* OBJECTIVE: Can you transcribe every entry word for word, skipping the images?

— begin RECORDS SUPPLIED —

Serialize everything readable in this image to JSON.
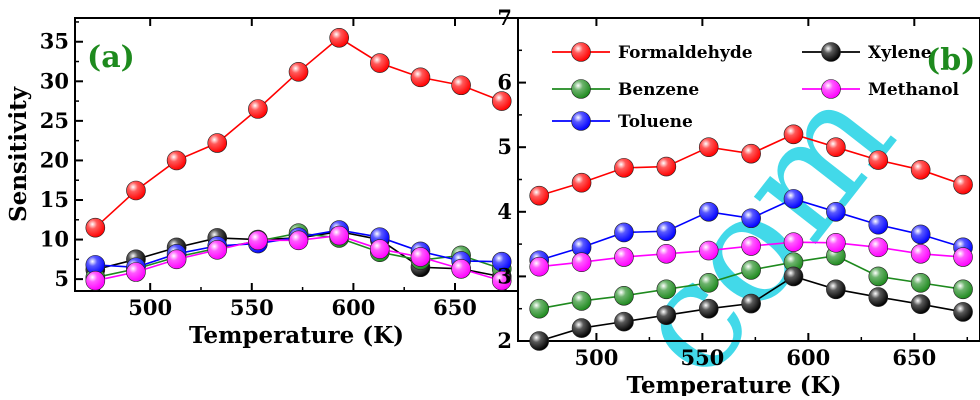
{
  "chart_data": [
    {
      "type": "line",
      "panel_tag": "(a)",
      "xlabel": "Temperature (K)",
      "ylabel": "Sensitivity",
      "xlim": [
        463,
        681
      ],
      "ylim": [
        3.5,
        38
      ],
      "xticks": [
        500,
        550,
        600,
        650
      ],
      "yticks": [
        5,
        10,
        15,
        20,
        25,
        30,
        35
      ],
      "x": [
        473,
        493,
        513,
        533,
        553,
        573,
        593,
        613,
        633,
        653,
        673
      ],
      "grid": false,
      "legend": null,
      "series": [
        {
          "name": "Formaldehyde",
          "color": "#ff0000",
          "values": [
            11.5,
            16.2,
            20.0,
            22.2,
            26.5,
            31.2,
            35.5,
            32.3,
            30.5,
            29.5,
            27.5
          ]
        },
        {
          "name": "Xylene",
          "color": "#000000",
          "values": [
            6.2,
            7.5,
            9.0,
            10.2,
            10.0,
            10.2,
            11.0,
            10.0,
            6.5,
            6.3,
            5.3
          ]
        },
        {
          "name": "Benzene",
          "color": "#1e8a1e",
          "values": [
            5.2,
            6.3,
            7.8,
            8.9,
            9.8,
            10.8,
            10.2,
            8.4,
            7.4,
            8.0,
            6.3
          ]
        },
        {
          "name": "Toluene",
          "color": "#0000ff",
          "values": [
            6.8,
            6.5,
            8.2,
            9.2,
            9.5,
            10.3,
            11.2,
            10.3,
            8.5,
            7.3,
            7.2
          ]
        },
        {
          "name": "Methanol",
          "color": "#ff00ff",
          "values": [
            4.8,
            5.9,
            7.5,
            8.7,
            9.9,
            9.9,
            10.5,
            8.8,
            7.8,
            6.3,
            4.8
          ]
        }
      ]
    },
    {
      "type": "line",
      "panel_tag": "(b)",
      "xlabel": "Temperature (K)",
      "ylabel": "",
      "xlim": [
        463,
        681
      ],
      "ylim": [
        2,
        7
      ],
      "xticks": [
        500,
        550,
        600,
        650
      ],
      "yticks": [
        2,
        3,
        4,
        5,
        6,
        7
      ],
      "x": [
        473,
        493,
        513,
        533,
        553,
        573,
        593,
        613,
        633,
        653,
        673
      ],
      "grid": false,
      "legend": "top-left",
      "series": [
        {
          "name": "Formaldehyde",
          "color": "#ff0000",
          "values": [
            4.25,
            4.45,
            4.68,
            4.7,
            5.0,
            4.9,
            5.2,
            5.0,
            4.8,
            4.65,
            4.42
          ]
        },
        {
          "name": "Benzene",
          "color": "#1e8a1e",
          "values": [
            2.5,
            2.62,
            2.7,
            2.8,
            2.9,
            3.1,
            3.22,
            3.32,
            3.0,
            2.9,
            2.8
          ]
        },
        {
          "name": "Toluene",
          "color": "#0000ff",
          "values": [
            3.25,
            3.45,
            3.68,
            3.7,
            4.0,
            3.9,
            4.2,
            4.0,
            3.8,
            3.65,
            3.45
          ]
        },
        {
          "name": "Xylene",
          "color": "#000000",
          "values": [
            2.0,
            2.2,
            2.3,
            2.4,
            2.5,
            2.58,
            3.0,
            2.8,
            2.68,
            2.57,
            2.45
          ]
        },
        {
          "name": "Methanol",
          "color": "#ff00ff",
          "values": [
            3.15,
            3.22,
            3.3,
            3.35,
            3.4,
            3.47,
            3.53,
            3.52,
            3.45,
            3.35,
            3.3
          ]
        }
      ]
    }
  ]
}
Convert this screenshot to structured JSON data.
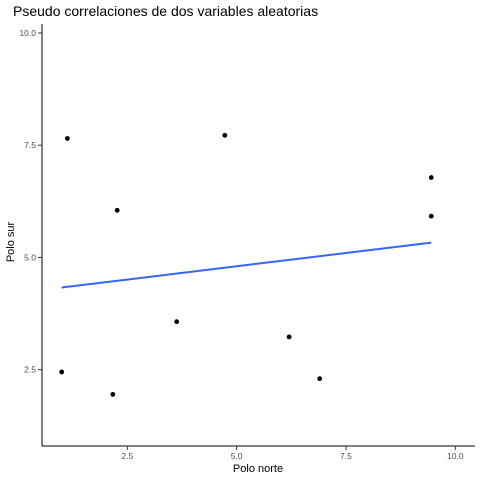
{
  "chart_data": {
    "type": "scatter",
    "title": "Pseudo correlaciones de dos variables aleatorias",
    "xlabel": "Polo norte",
    "ylabel": "Polo sur",
    "xlim": [
      0.55,
      10.45
    ],
    "ylim": [
      0.8,
      10.2
    ],
    "xticks": [
      2.5,
      5.0,
      7.5,
      10.0
    ],
    "xtick_labels": [
      "2.5",
      "5.0",
      "7.5",
      "10.0"
    ],
    "yticks": [
      2.5,
      5.0,
      7.5,
      10.0
    ],
    "ytick_labels": [
      "2.5",
      "5.0",
      "7.5",
      "10.0"
    ],
    "grid": false,
    "points": [
      {
        "x": 1.0,
        "y": 2.45
      },
      {
        "x": 1.13,
        "y": 7.65
      },
      {
        "x": 2.17,
        "y": 1.95
      },
      {
        "x": 2.27,
        "y": 6.05
      },
      {
        "x": 3.63,
        "y": 3.57
      },
      {
        "x": 4.73,
        "y": 7.72
      },
      {
        "x": 6.2,
        "y": 3.23
      },
      {
        "x": 6.9,
        "y": 2.3
      },
      {
        "x": 9.45,
        "y": 6.78
      },
      {
        "x": 9.45,
        "y": 5.92
      }
    ],
    "trend_line": {
      "method": "lm",
      "x": [
        1.0,
        9.45
      ],
      "y": [
        4.33,
        5.33
      ]
    },
    "point_color": "#000000",
    "trend_color": "#3366FF"
  }
}
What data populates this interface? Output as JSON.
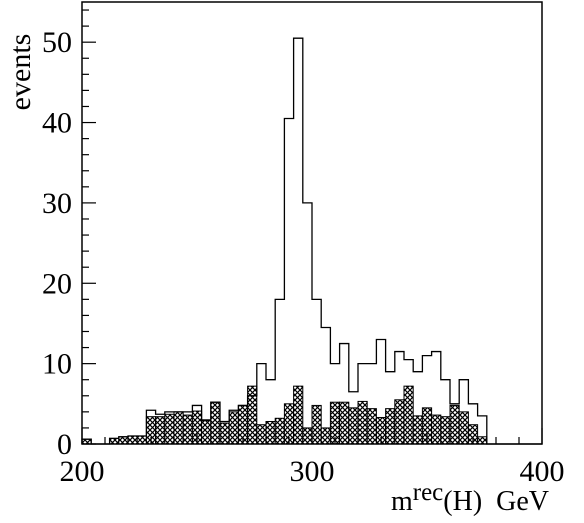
{
  "chart_data": {
    "type": "histogram",
    "ylabel": "events",
    "xlabel": {
      "base": "m",
      "sup": "rec",
      "rest": "(H)  GeV"
    },
    "xlim": [
      200,
      400
    ],
    "ylim": [
      0,
      55
    ],
    "x_ticks": [
      200,
      300,
      400
    ],
    "y_ticks": [
      0,
      10,
      20,
      30,
      40,
      50
    ],
    "bin_width": 4,
    "bin_starts": [
      200,
      204,
      208,
      212,
      216,
      220,
      224,
      228,
      232,
      236,
      240,
      244,
      248,
      252,
      256,
      260,
      264,
      268,
      272,
      276,
      280,
      284,
      288,
      292,
      296,
      300,
      304,
      308,
      312,
      316,
      320,
      324,
      328,
      332,
      336,
      340,
      344,
      348,
      352,
      356,
      360,
      364,
      368,
      372,
      376,
      380,
      384,
      388,
      392,
      396
    ],
    "series": [
      {
        "style": "outline",
        "values": [
          0.6,
          0,
          0,
          0.7,
          0.9,
          1,
          1,
          4.2,
          3.7,
          4.0,
          4.0,
          4.0,
          4.8,
          3.0,
          5.2,
          2.8,
          4.2,
          4.8,
          6.0,
          10,
          8,
          18,
          40.5,
          50.5,
          30,
          18,
          14.5,
          10,
          12.5,
          6.5,
          10,
          10,
          13,
          9,
          11.5,
          10.5,
          9,
          11,
          11.5,
          8,
          5,
          8,
          5,
          3.5,
          0,
          0,
          0,
          0,
          0,
          0
        ]
      },
      {
        "style": "crosshatch",
        "values": [
          0.6,
          0,
          0,
          0.7,
          0.9,
          1,
          1,
          3.4,
          3.4,
          3.7,
          4.0,
          3.6,
          4.1,
          2.9,
          5.2,
          2.6,
          4.0,
          4.8,
          7.2,
          2.4,
          2.8,
          3.2,
          5.0,
          7.2,
          2.0,
          4.8,
          2.0,
          5.2,
          5.2,
          4.5,
          5.3,
          4.4,
          3.3,
          4.4,
          5.5,
          7.2,
          3.5,
          4.5,
          3.6,
          3.4,
          4.8,
          4.0,
          2.4,
          0.9,
          0,
          0,
          0,
          0,
          0,
          0
        ]
      }
    ]
  }
}
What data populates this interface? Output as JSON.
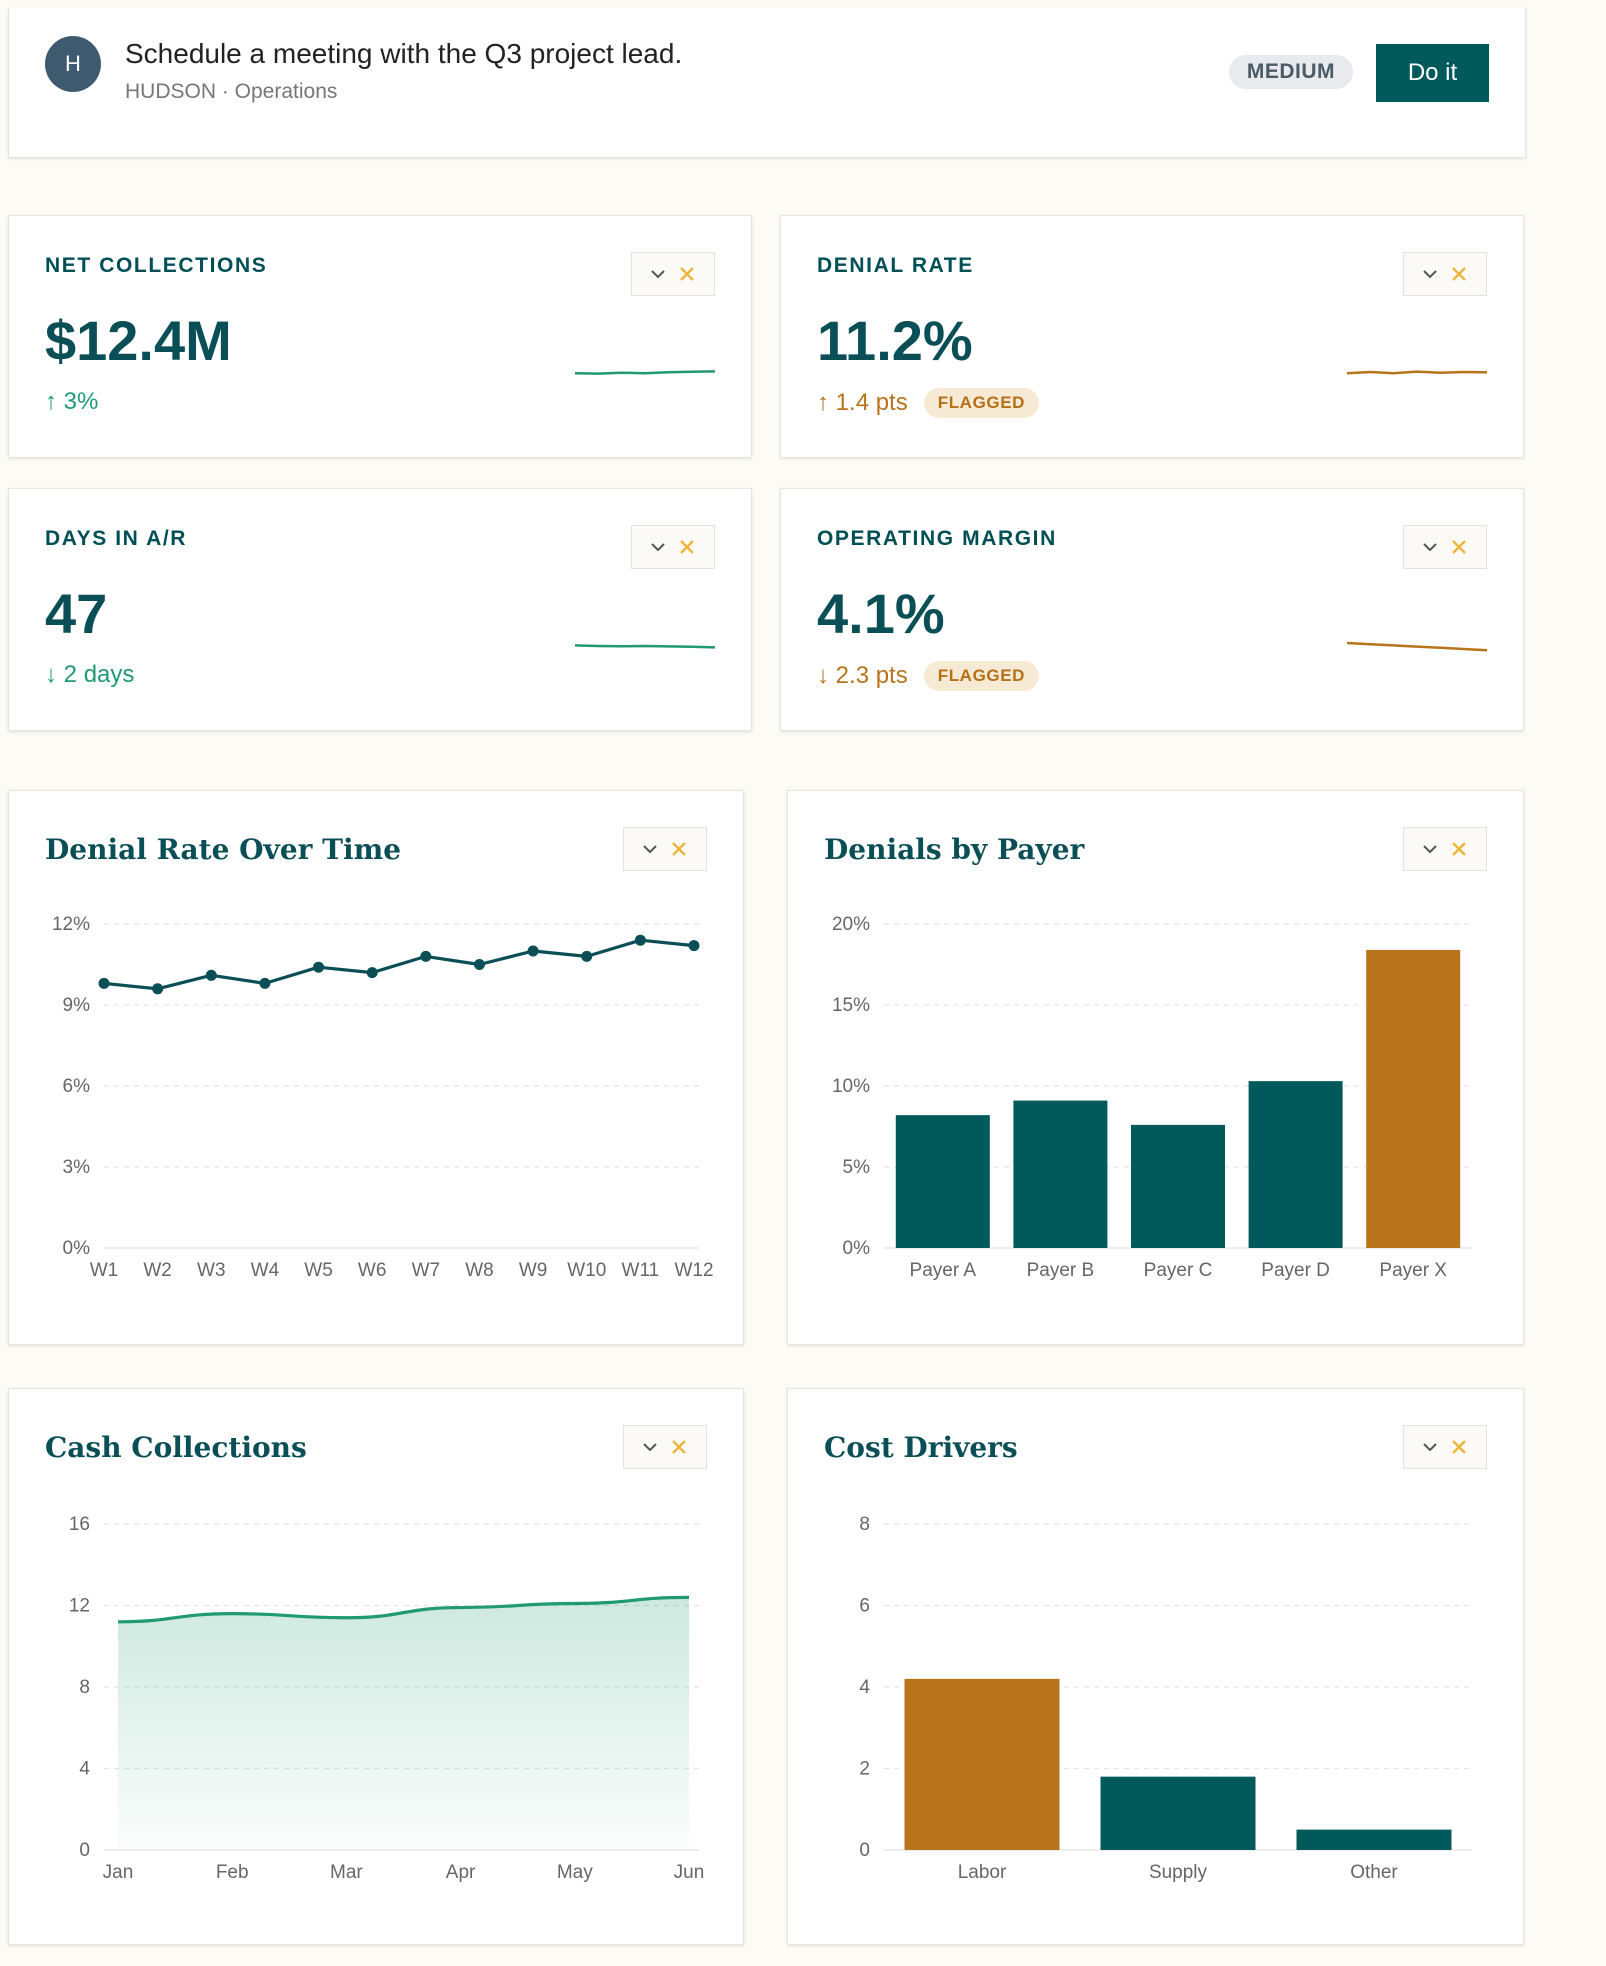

— end RECORDS SUPPLIED —

* ANSWER TO THIS PROBLEM:
Serialize everything readable in this image to JSON.
{
  "chart_data": [
    {
      "type": "line",
      "panel_tag": "(a)",
      "xlabel": "Temperature (K)",
      "ylabel": "Sensitivity",
      "xlim": [
        463,
        681
      ],
      "ylim": [
        3.5,
        38
      ],
      "xticks": [
        500,
        550,
        600,
        650
      ],
      "yticks": [
        5,
        10,
        15,
        20,
        25,
        30,
        35
      ],
      "x": [
        473,
        493,
        513,
        533,
        553,
        573,
        593,
        613,
        633,
        653,
        673
      ],
      "grid": false,
      "legend": null,
      "series": [
        {
          "name": "Formaldehyde",
          "color": "#ff0000",
          "values": [
            11.5,
            16.2,
            20.0,
            22.2,
            26.5,
            31.2,
            35.5,
            32.3,
            30.5,
            29.5,
            27.5
          ]
        },
        {
          "name": "Xylene",
          "color": "#000000",
          "values": [
            6.2,
            7.5,
            9.0,
            10.2,
            10.0,
            10.2,
            11.0,
            10.0,
            6.5,
            6.3,
            5.3
          ]
        },
        {
          "name": "Benzene",
          "color": "#1e8a1e",
          "values": [
            5.2,
            6.3,
            7.8,
            8.9,
            9.8,
            10.8,
            10.2,
            8.4,
            7.4,
            8.0,
            6.3
          ]
        },
        {
          "name": "Toluene",
          "color": "#0000ff",
          "values": [
            6.8,
            6.5,
            8.2,
            9.2,
            9.5,
            10.3,
            11.2,
            10.3,
            8.5,
            7.3,
            7.2
          ]
        },
        {
          "name": "Methanol",
          "color": "#ff00ff",
          "values": [
            4.8,
            5.9,
            7.5,
            8.7,
            9.9,
            9.9,
            10.5,
            8.8,
            7.8,
            6.3,
            4.8
          ]
        }
      ]
    },
    {
      "type": "line",
      "panel_tag": "(b)",
      "xlabel": "Temperature (K)",
      "ylabel": "",
      "xlim": [
        463,
        681
      ],
      "ylim": [
        2,
        7
      ],
      "xticks": [
        500,
        550,
        600,
        650
      ],
      "yticks": [
        2,
        3,
        4,
        5,
        6,
        7
      ],
      "x": [
        473,
        493,
        513,
        533,
        553,
        573,
        593,
        613,
        633,
        653,
        673
      ],
      "grid": false,
      "legend": "top-left",
      "series": [
        {
          "name": "Formaldehyde",
          "color": "#ff0000",
          "values": [
            4.25,
            4.45,
            4.68,
            4.7,
            5.0,
            4.9,
            5.2,
            5.0,
            4.8,
            4.65,
            4.42
          ]
        },
        {
          "name": "Benzene",
          "color": "#1e8a1e",
          "values": [
            2.5,
            2.62,
            2.7,
            2.8,
            2.9,
            3.1,
            3.22,
            3.32,
            3.0,
            2.9,
            2.8
          ]
        },
        {
          "name": "Toluene",
          "color": "#0000ff",
          "values": [
            3.25,
            3.45,
            3.68,
            3.7,
            4.0,
            3.9,
            4.2,
            4.0,
            3.8,
            3.65,
            3.45
          ]
        },
        {
          "name": "Xylene",
          "color": "#000000",
          "values": [
            2.0,
            2.2,
            2.3,
            2.4,
            2.5,
            2.58,
            3.0,
            2.8,
            2.68,
            2.57,
            2.45
          ]
        },
        {
          "name": "Methanol",
          "color": "#ff00ff",
          "values": [
            3.15,
            3.22,
            3.3,
            3.35,
            3.4,
            3.47,
            3.53,
            3.52,
            3.45,
            3.35,
            3.3
          ]
        }
      ]
    }
  ]
}
Convert this screenshot to structured JSON data.
{
  "chart_data": {
    "type": "scatter",
    "title": "Pseudo correlaciones de dos variables aleatorias",
    "xlabel": "Polo norte",
    "ylabel": "Polo sur",
    "xlim": [
      0.55,
      10.45
    ],
    "ylim": [
      0.8,
      10.2
    ],
    "xticks": [
      2.5,
      5.0,
      7.5,
      10.0
    ],
    "xtick_labels": [
      "2.5",
      "5.0",
      "7.5",
      "10.0"
    ],
    "yticks": [
      2.5,
      5.0,
      7.5,
      10.0
    ],
    "ytick_labels": [
      "2.5",
      "5.0",
      "7.5",
      "10.0"
    ],
    "grid": false,
    "points": [
      {
        "x": 1.0,
        "y": 2.45
      },
      {
        "x": 1.13,
        "y": 7.65
      },
      {
        "x": 2.17,
        "y": 1.95
      },
      {
        "x": 2.27,
        "y": 6.05
      },
      {
        "x": 3.63,
        "y": 3.57
      },
      {
        "x": 4.73,
        "y": 7.72
      },
      {
        "x": 6.2,
        "y": 3.23
      },
      {
        "x": 6.9,
        "y": 2.3
      },
      {
        "x": 9.45,
        "y": 6.78
      },
      {
        "x": 9.45,
        "y": 5.92
      }
    ],
    "trend_line": {
      "method": "lm",
      "x": [
        1.0,
        9.45
      ],
      "y": [
        4.33,
        5.33
      ]
    },
    "point_color": "#000000",
    "trend_color": "#3366FF"
  }
}
What data populates this interface? Output as JSON.
{
  "chart_data": {
    "type": "histogram",
    "ylabel": "events",
    "xlabel": {
      "base": "m",
      "sup": "rec",
      "rest": "(H)  GeV"
    },
    "xlim": [
      200,
      400
    ],
    "ylim": [
      0,
      55
    ],
    "x_ticks": [
      200,
      300,
      400
    ],
    "y_ticks": [
      0,
      10,
      20,
      30,
      40,
      50
    ],
    "bin_width": 4,
    "bin_starts": [
      200,
      204,
      208,
      212,
      216,
      220,
      224,
      228,
      232,
      236,
      240,
      244,
      248,
      252,
      256,
      260,
      264,
      268,
      272,
      276,
      280,
      284,
      288,
      292,
      296,
      300,
      304,
      308,
      312,
      316,
      320,
      324,
      328,
      332,
      336,
      340,
      344,
      348,
      352,
      356,
      360,
      364,
      368,
      372,
      376,
      380,
      384,
      388,
      392,
      396
    ],
    "series": [
      {
        "style": "outline",
        "values": [
          0.6,
          0,
          0,
          0.7,
          0.9,
          1,
          1,
          4.2,
          3.7,
          4.0,
          4.0,
          4.0,
          4.8,
          3.0,
          5.2,
          2.8,
          4.2,
          4.8,
          6.0,
          10,
          8,
          18,
          40.5,
          50.5,
          30,
          18,
          14.5,
          10,
          12.5,
          6.5,
          10,
          10,
          13,
          9,
          11.5,
          10.5,
          9,
          11,
          11.5,
          8,
          5,
          8,
          5,
          3.5,
          0,
          0,
          0,
          0,
          0,
          0
        ]
      },
      {
        "style": "crosshatch",
        "values": [
          0.6,
          0,
          0,
          0.7,
          0.9,
          1,
          1,
          3.4,
          3.4,
          3.7,
          4.0,
          3.6,
          4.1,
          2.9,
          5.2,
          2.6,
          4.0,
          4.8,
          7.2,
          2.4,
          2.8,
          3.2,
          5.0,
          7.2,
          2.0,
          4.8,
          2.0,
          5.2,
          5.2,
          4.5,
          5.3,
          4.4,
          3.3,
          4.4,
          5.5,
          7.2,
          3.5,
          4.5,
          3.6,
          3.4,
          4.8,
          4.0,
          2.4,
          0.9,
          0,
          0,
          0,
          0,
          0,
          0
        ]
      }
    ]
  }
}
What data populates this interface? Output as JSON.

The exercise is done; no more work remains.